■ Record list:
******************************

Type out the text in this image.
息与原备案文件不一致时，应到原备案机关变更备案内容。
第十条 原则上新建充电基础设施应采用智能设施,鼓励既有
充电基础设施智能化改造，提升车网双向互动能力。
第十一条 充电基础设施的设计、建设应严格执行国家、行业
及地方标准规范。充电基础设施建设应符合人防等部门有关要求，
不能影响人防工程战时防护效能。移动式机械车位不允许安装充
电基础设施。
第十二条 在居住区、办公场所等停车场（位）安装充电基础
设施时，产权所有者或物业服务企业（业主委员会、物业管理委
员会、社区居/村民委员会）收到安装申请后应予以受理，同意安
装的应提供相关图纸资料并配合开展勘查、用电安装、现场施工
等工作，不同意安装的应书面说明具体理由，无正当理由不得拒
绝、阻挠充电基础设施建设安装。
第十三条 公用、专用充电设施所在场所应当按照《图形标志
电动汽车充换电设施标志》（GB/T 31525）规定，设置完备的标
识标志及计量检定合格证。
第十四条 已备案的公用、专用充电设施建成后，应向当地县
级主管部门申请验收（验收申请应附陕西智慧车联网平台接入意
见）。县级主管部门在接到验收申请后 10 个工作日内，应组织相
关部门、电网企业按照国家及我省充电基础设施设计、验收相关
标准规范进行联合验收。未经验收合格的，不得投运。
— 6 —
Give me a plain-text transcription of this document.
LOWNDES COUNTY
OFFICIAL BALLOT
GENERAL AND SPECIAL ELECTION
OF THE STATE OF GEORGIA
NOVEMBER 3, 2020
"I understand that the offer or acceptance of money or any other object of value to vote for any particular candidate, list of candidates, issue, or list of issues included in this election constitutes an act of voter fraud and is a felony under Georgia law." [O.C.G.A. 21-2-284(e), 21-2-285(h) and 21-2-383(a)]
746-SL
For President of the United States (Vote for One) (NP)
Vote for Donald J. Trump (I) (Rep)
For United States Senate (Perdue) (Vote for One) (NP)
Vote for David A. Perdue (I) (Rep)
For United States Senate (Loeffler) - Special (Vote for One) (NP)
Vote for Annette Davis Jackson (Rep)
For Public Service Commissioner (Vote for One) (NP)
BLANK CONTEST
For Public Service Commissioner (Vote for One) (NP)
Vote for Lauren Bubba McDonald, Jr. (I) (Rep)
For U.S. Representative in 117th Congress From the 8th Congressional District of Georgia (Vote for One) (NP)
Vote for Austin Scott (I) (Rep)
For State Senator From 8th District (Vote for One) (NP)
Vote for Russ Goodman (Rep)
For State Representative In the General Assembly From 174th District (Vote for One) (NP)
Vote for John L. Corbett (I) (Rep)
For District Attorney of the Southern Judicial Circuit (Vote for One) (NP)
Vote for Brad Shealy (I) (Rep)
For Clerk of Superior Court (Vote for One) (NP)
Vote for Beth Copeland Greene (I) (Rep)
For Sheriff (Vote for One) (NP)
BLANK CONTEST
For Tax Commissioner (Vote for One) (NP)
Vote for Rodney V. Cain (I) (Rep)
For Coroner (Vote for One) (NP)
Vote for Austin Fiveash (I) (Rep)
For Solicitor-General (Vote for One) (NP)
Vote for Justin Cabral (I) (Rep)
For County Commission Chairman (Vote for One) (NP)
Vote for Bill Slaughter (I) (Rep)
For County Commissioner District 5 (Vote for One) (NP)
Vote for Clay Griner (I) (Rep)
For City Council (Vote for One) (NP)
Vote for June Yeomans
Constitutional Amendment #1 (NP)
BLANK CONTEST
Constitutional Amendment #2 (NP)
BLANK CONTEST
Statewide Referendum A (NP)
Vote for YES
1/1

******************************

■ Given problem:
Copy out every line where the word "From" occurs.

■ Result for this exercise:
For U.S. Representative in 117th Congress From the 8th Congressional District of Georgia (Vote for One) (NP)
For State Senator From 8th District (Vote for One) (NP)
For State Representative In the General Assembly From 174th District (Vote for One) (NP)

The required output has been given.